LISTING:
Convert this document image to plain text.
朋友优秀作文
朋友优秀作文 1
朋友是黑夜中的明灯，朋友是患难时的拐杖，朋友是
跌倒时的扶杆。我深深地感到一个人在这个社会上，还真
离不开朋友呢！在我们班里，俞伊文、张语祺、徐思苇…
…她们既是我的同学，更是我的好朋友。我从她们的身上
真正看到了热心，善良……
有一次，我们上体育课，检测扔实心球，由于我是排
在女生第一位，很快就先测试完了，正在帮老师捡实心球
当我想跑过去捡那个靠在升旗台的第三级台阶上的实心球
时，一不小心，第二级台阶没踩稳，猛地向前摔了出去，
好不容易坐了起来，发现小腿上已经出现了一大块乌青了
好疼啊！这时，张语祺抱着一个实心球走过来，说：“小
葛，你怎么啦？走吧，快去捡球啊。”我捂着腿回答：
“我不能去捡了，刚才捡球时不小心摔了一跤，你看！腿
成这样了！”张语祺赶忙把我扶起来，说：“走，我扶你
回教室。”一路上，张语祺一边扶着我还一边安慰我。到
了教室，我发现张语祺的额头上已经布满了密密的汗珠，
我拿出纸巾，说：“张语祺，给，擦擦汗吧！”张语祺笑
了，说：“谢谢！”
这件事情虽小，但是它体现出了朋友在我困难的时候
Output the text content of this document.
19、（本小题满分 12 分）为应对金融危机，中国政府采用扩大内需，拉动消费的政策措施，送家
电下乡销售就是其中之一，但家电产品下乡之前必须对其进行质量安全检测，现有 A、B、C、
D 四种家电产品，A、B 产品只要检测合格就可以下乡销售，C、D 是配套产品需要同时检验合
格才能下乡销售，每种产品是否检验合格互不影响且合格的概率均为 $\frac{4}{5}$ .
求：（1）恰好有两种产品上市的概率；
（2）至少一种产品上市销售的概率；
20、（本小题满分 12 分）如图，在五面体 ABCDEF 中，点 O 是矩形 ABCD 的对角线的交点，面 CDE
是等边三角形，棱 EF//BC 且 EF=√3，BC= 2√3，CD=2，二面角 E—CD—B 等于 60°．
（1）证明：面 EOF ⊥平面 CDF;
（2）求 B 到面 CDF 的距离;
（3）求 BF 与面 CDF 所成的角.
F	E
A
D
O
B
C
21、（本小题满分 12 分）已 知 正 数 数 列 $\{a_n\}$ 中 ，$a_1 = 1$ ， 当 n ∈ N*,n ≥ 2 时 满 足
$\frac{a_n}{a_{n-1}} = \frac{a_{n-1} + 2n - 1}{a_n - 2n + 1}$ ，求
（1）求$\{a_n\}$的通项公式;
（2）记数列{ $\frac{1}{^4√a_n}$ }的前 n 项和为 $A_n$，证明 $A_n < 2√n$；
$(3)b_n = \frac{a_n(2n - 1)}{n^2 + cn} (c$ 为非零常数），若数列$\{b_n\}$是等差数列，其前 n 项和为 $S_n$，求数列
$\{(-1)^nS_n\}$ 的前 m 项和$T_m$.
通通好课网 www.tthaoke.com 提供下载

WHAT YOU ARE ASKED TO DO:
Repeat the data precisely, reproducing every entry.

CORRECT OUTPUT:
Convert this document image to plain text.
朋友优秀作文
朋友优秀作文 1
朋友是黑夜中的明灯，朋友是患难时的拐杖，朋友是
跌倒时的扶杆。我深深地感到一个人在这个社会上，还真
离不开朋友呢！在我们班里，俞伊文、张语祺、徐思苇…
…她们既是我的同学，更是我的好朋友。我从她们的身上
真正看到了热心，善良……
有一次，我们上体育课，检测扔实心球，由于我是排
在女生第一位，很快就先测试完了，正在帮老师捡实心球
当我想跑过去捡那个靠在升旗台的第三级台阶上的实心球
时，一不小心，第二级台阶没踩稳，猛地向前摔了出去，
好不容易坐了起来，发现小腿上已经出现了一大块乌青了
好疼啊！这时，张语祺抱着一个实心球走过来，说：“小
葛，你怎么啦？走吧，快去捡球啊。”我捂着腿回答：
“我不能去捡了，刚才捡球时不小心摔了一跤，你看！腿
成这样了！”张语祺赶忙把我扶起来，说：“走，我扶你
回教室。”一路上，张语祺一边扶着我还一边安慰我。到
了教室，我发现张语祺的额头上已经布满了密密的汗珠，
我拿出纸巾，说：“张语祺，给，擦擦汗吧！”张语祺笑
了，说：“谢谢！”
这件事情虽小，但是它体现出了朋友在我困难的时候
Output the text content of this document.
19、（本小题满分 12 分）为应对金融危机，中国政府采用扩大内需，拉动消费的政策措施，送家
电下乡销售就是其中之一，但家电产品下乡之前必须对其进行质量安全检测，现有 A、B、C、
D 四种家电产品，A、B 产品只要检测合格就可以下乡销售，C、D 是配套产品需要同时检验合
格才能下乡销售，每种产品是否检验合格互不影响且合格的概率均为 $\frac{4}{5}$ .
求：（1）恰好有两种产品上市的概率；
（2）至少一种产品上市销售的概率；
20、（本小题满分 12 分）如图，在五面体 ABCDEF 中，点 O 是矩形 ABCD 的对角线的交点，面 CDE
是等边三角形，棱 EF//BC 且 EF=√3，BC= 2√3，CD=2，二面角 E—CD—B 等于 60°．
（1）证明：面 EOF ⊥平面 CDF;
（2）求 B 到面 CDF 的距离;
（3）求 BF 与面 CDF 所成的角.
F	E
A
D
O
B
C
21、（本小题满分 12 分）已 知 正 数 数 列 $\{a_n\}$ 中 ，$a_1 = 1$ ， 当 n ∈ N*,n ≥ 2 时 满 足
$\frac{a_n}{a_{n-1}} = \frac{a_{n-1} + 2n - 1}{a_n - 2n + 1}$ ，求
（1）求$\{a_n\}$的通项公式;
（2）记数列{ $\frac{1}{^4√a_n}$ }的前 n 项和为 $A_n$，证明 $A_n < 2√n$；
$(3)b_n = \frac{a_n(2n - 1)}{n^2 + cn} (c$ 为非零常数），若数列$\{b_n\}$是等差数列，其前 n 项和为 $S_n$，求数列
$\{(-1)^nS_n\}$ 的前 m 项和$T_m$.
通通好课网 www.tthaoke.com 提供下载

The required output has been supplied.